──────── DATA EXTRACT

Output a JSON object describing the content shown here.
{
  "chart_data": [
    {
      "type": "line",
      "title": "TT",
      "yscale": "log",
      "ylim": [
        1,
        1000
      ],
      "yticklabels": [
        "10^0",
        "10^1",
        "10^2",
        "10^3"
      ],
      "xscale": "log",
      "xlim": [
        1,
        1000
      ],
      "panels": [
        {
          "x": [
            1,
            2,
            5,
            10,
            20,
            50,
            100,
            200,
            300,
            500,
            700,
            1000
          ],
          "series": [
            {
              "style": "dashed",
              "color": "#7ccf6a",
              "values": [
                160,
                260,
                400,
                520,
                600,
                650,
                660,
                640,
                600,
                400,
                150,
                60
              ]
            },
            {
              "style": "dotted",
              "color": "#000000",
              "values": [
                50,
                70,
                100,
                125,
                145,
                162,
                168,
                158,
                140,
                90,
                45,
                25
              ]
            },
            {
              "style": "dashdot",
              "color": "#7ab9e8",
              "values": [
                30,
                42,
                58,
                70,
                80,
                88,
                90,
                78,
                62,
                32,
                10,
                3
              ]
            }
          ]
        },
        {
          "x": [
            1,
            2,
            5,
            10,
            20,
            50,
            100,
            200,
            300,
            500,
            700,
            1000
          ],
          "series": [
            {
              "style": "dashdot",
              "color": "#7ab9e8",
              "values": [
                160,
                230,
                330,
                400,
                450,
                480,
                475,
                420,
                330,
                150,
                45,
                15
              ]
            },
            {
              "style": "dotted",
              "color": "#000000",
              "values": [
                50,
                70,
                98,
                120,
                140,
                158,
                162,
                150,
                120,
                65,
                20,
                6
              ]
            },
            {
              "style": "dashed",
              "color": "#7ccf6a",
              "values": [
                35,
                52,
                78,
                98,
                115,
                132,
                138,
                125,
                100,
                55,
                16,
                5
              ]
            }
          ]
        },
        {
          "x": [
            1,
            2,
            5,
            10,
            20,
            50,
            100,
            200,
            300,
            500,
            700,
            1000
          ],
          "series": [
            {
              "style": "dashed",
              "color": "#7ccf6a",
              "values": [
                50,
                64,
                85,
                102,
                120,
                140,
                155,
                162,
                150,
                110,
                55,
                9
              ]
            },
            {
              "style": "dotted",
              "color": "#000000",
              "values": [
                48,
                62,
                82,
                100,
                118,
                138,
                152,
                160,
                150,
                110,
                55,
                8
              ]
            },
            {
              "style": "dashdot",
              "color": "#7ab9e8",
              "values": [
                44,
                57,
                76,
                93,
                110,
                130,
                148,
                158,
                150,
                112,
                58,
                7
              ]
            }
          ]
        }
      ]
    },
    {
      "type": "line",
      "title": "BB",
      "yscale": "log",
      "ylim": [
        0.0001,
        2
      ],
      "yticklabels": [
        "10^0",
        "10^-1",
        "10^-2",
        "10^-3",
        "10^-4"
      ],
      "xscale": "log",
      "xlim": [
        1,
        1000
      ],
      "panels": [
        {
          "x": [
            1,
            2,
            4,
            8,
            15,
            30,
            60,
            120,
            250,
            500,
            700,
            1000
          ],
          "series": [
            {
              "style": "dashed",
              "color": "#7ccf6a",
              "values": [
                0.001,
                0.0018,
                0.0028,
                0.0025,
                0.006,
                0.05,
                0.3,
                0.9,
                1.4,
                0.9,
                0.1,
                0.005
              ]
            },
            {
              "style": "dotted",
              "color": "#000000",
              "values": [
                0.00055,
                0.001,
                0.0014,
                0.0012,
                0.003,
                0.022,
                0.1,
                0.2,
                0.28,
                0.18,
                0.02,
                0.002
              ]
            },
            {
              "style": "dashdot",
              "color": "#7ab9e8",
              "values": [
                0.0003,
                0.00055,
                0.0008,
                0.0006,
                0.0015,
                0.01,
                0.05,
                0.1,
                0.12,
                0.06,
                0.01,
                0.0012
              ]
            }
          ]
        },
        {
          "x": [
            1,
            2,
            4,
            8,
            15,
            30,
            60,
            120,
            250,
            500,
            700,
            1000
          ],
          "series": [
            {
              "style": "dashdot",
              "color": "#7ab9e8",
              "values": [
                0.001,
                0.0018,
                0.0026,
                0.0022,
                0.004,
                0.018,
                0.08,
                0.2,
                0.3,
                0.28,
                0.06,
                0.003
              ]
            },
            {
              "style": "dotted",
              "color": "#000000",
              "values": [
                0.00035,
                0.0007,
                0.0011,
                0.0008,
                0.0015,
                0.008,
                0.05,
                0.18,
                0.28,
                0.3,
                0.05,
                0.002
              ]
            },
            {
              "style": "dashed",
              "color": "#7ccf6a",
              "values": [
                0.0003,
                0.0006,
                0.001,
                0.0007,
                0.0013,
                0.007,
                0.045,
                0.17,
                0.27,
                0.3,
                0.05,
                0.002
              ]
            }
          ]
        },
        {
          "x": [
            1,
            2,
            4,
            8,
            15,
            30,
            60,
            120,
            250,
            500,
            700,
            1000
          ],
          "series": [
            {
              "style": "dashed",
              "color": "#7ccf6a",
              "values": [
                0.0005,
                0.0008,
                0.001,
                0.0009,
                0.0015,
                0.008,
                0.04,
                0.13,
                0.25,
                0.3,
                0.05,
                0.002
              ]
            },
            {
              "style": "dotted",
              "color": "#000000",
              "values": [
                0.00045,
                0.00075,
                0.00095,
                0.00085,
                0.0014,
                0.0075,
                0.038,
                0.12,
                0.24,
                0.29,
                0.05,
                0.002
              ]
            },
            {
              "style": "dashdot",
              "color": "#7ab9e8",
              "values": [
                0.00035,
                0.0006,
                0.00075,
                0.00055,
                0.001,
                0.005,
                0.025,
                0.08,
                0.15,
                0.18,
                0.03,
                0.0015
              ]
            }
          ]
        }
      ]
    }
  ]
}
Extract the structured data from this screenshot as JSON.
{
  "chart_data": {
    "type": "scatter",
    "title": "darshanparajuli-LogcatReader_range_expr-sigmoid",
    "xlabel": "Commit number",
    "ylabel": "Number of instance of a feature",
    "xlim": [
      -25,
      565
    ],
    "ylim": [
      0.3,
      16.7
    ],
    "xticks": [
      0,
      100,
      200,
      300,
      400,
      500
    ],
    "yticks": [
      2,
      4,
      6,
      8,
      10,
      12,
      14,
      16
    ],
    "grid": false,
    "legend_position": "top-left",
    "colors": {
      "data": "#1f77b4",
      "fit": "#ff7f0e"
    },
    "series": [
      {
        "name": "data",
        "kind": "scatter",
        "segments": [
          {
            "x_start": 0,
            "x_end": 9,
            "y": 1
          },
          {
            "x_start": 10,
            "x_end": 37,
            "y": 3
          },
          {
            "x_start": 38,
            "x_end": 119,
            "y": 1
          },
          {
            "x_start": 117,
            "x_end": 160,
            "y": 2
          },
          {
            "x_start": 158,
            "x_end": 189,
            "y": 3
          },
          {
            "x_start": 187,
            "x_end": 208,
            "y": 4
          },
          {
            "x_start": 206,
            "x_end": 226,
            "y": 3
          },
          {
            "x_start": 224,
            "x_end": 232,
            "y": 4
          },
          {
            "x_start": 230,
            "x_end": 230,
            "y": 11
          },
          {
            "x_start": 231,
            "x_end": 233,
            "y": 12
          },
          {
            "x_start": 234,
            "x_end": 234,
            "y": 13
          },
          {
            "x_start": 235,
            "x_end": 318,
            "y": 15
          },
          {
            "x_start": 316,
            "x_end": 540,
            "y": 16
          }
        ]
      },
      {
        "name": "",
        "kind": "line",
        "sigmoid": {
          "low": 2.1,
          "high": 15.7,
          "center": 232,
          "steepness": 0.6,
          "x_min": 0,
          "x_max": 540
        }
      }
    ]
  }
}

────────────────

WHAT IS BEING ASKED —
Print back all the lines verbatim.

THE RESULT —
Output a JSON object describing the content shown here.
{
  "chart_data": [
    {
      "type": "line",
      "title": "TT",
      "yscale": "log",
      "ylim": [
        1,
        1000
      ],
      "yticklabels": [
        "10^0",
        "10^1",
        "10^2",
        "10^3"
      ],
      "xscale": "log",
      "xlim": [
        1,
        1000
      ],
      "panels": [
        {
          "x": [
            1,
            2,
            5,
            10,
            20,
            50,
            100,
            200,
            300,
            500,
            700,
            1000
          ],
          "series": [
            {
              "style": "dashed",
              "color": "#7ccf6a",
              "values": [
                160,
                260,
                400,
                520,
                600,
                650,
                660,
                640,
                600,
                400,
                150,
                60
              ]
            },
            {
              "style": "dotted",
              "color": "#000000",
              "values": [
                50,
                70,
                100,
                125,
                145,
                162,
                168,
                158,
                140,
                90,
                45,
                25
              ]
            },
            {
              "style": "dashdot",
              "color": "#7ab9e8",
              "values": [
                30,
                42,
                58,
                70,
                80,
                88,
                90,
                78,
                62,
                32,
                10,
                3
              ]
            }
          ]
        },
        {
          "x": [
            1,
            2,
            5,
            10,
            20,
            50,
            100,
            200,
            300,
            500,
            700,
            1000
          ],
          "series": [
            {
              "style": "dashdot",
              "color": "#7ab9e8",
              "values": [
                160,
                230,
                330,
                400,
                450,
                480,
                475,
                420,
                330,
                150,
                45,
                15
              ]
            },
            {
              "style": "dotted",
              "color": "#000000",
              "values": [
                50,
                70,
                98,
                120,
                140,
                158,
                162,
                150,
                120,
                65,
                20,
                6
              ]
            },
            {
              "style": "dashed",
              "color": "#7ccf6a",
              "values": [
                35,
                52,
                78,
                98,
                115,
                132,
                138,
                125,
                100,
                55,
                16,
                5
              ]
            }
          ]
        },
        {
          "x": [
            1,
            2,
            5,
            10,
            20,
            50,
            100,
            200,
            300,
            500,
            700,
            1000
          ],
          "series": [
            {
              "style": "dashed",
              "color": "#7ccf6a",
              "values": [
                50,
                64,
                85,
                102,
                120,
                140,
                155,
                162,
                150,
                110,
                55,
                9
              ]
            },
            {
              "style": "dotted",
              "color": "#000000",
              "values": [
                48,
                62,
                82,
                100,
                118,
                138,
                152,
                160,
                150,
                110,
                55,
                8
              ]
            },
            {
              "style": "dashdot",
              "color": "#7ab9e8",
              "values": [
                44,
                57,
                76,
                93,
                110,
                130,
                148,
                158,
                150,
                112,
                58,
                7
              ]
            }
          ]
        }
      ]
    },
    {
      "type": "line",
      "title": "BB",
      "yscale": "log",
      "ylim": [
        0.0001,
        2
      ],
      "yticklabels": [
        "10^0",
        "10^-1",
        "10^-2",
        "10^-3",
        "10^-4"
      ],
      "xscale": "log",
      "xlim": [
        1,
        1000
      ],
      "panels": [
        {
          "x": [
            1,
            2,
            4,
            8,
            15,
            30,
            60,
            120,
            250,
            500,
            700,
            1000
          ],
          "series": [
            {
              "style": "dashed",
              "color": "#7ccf6a",
              "values": [
                0.001,
                0.0018,
                0.0028,
                0.0025,
                0.006,
                0.05,
                0.3,
                0.9,
                1.4,
                0.9,
                0.1,
                0.005
              ]
            },
            {
              "style": "dotted",
              "color": "#000000",
              "values": [
                0.00055,
                0.001,
                0.0014,
                0.0012,
                0.003,
                0.022,
                0.1,
                0.2,
                0.28,
                0.18,
                0.02,
                0.002
              ]
            },
            {
              "style": "dashdot",
              "color": "#7ab9e8",
              "values": [
                0.0003,
                0.00055,
                0.0008,
                0.0006,
                0.0015,
                0.01,
                0.05,
                0.1,
                0.12,
                0.06,
                0.01,
                0.0012
              ]
            }
          ]
        },
        {
          "x": [
            1,
            2,
            4,
            8,
            15,
            30,
            60,
            120,
            250,
            500,
            700,
            1000
          ],
          "series": [
            {
              "style": "dashdot",
              "color": "#7ab9e8",
              "values": [
                0.001,
                0.0018,
                0.0026,
                0.0022,
                0.004,
                0.018,
                0.08,
                0.2,
                0.3,
                0.28,
                0.06,
                0.003
              ]
            },
            {
              "style": "dotted",
              "color": "#000000",
              "values": [
                0.00035,
                0.0007,
                0.0011,
                0.0008,
                0.0015,
                0.008,
                0.05,
                0.18,
                0.28,
                0.3,
                0.05,
                0.002
              ]
            },
            {
              "style": "dashed",
              "color": "#7ccf6a",
              "values": [
                0.0003,
                0.0006,
                0.001,
                0.0007,
                0.0013,
                0.007,
                0.045,
                0.17,
                0.27,
                0.3,
                0.05,
                0.002
              ]
            }
          ]
        },
        {
          "x": [
            1,
            2,
            4,
            8,
            15,
            30,
            60,
            120,
            250,
            500,
            700,
            1000
          ],
          "series": [
            {
              "style": "dashed",
              "color": "#7ccf6a",
              "values": [
                0.0005,
                0.0008,
                0.001,
                0.0009,
                0.0015,
                0.008,
                0.04,
                0.13,
                0.25,
                0.3,
                0.05,
                0.002
              ]
            },
            {
              "style": "dotted",
              "color": "#000000",
              "values": [
                0.00045,
                0.00075,
                0.00095,
                0.00085,
                0.0014,
                0.0075,
                0.038,
                0.12,
                0.24,
                0.29,
                0.05,
                0.002
              ]
            },
            {
              "style": "dashdot",
              "color": "#7ab9e8",
              "values": [
                0.00035,
                0.0006,
                0.00075,
                0.00055,
                0.001,
                0.005,
                0.025,
                0.08,
                0.15,
                0.18,
                0.03,
                0.0015
              ]
            }
          ]
        }
      ]
    }
  ]
}
Extract the structured data from this screenshot as JSON.
{
  "chart_data": {
    "type": "scatter",
    "title": "darshanparajuli-LogcatReader_range_expr-sigmoid",
    "xlabel": "Commit number",
    "ylabel": "Number of instance of a feature",
    "xlim": [
      -25,
      565
    ],
    "ylim": [
      0.3,
      16.7
    ],
    "xticks": [
      0,
      100,
      200,
      300,
      400,
      500
    ],
    "yticks": [
      2,
      4,
      6,
      8,
      10,
      12,
      14,
      16
    ],
    "grid": false,
    "legend_position": "top-left",
    "colors": {
      "data": "#1f77b4",
      "fit": "#ff7f0e"
    },
    "series": [
      {
        "name": "data",
        "kind": "scatter",
        "segments": [
          {
            "x_start": 0,
            "x_end": 9,
            "y": 1
          },
          {
            "x_start": 10,
            "x_end": 37,
            "y": 3
          },
          {
            "x_start": 38,
            "x_end": 119,
            "y": 1
          },
          {
            "x_start": 117,
            "x_end": 160,
            "y": 2
          },
          {
            "x_start": 158,
            "x_end": 189,
            "y": 3
          },
          {
            "x_start": 187,
            "x_end": 208,
            "y": 4
          },
          {
            "x_start": 206,
            "x_end": 226,
            "y": 3
          },
          {
            "x_start": 224,
            "x_end": 232,
            "y": 4
          },
          {
            "x_start": 230,
            "x_end": 230,
            "y": 11
          },
          {
            "x_start": 231,
            "x_end": 233,
            "y": 12
          },
          {
            "x_start": 234,
            "x_end": 234,
            "y": 13
          },
          {
            "x_start": 235,
            "x_end": 318,
            "y": 15
          },
          {
            "x_start": 316,
            "x_end": 540,
            "y": 16
          }
        ]
      },
      {
        "name": "",
        "kind": "line",
        "sigmoid": {
          "low": 2.1,
          "high": 15.7,
          "center": 232,
          "steepness": 0.6,
          "x_min": 0,
          "x_max": 540
        }
      }
    ]
  }
}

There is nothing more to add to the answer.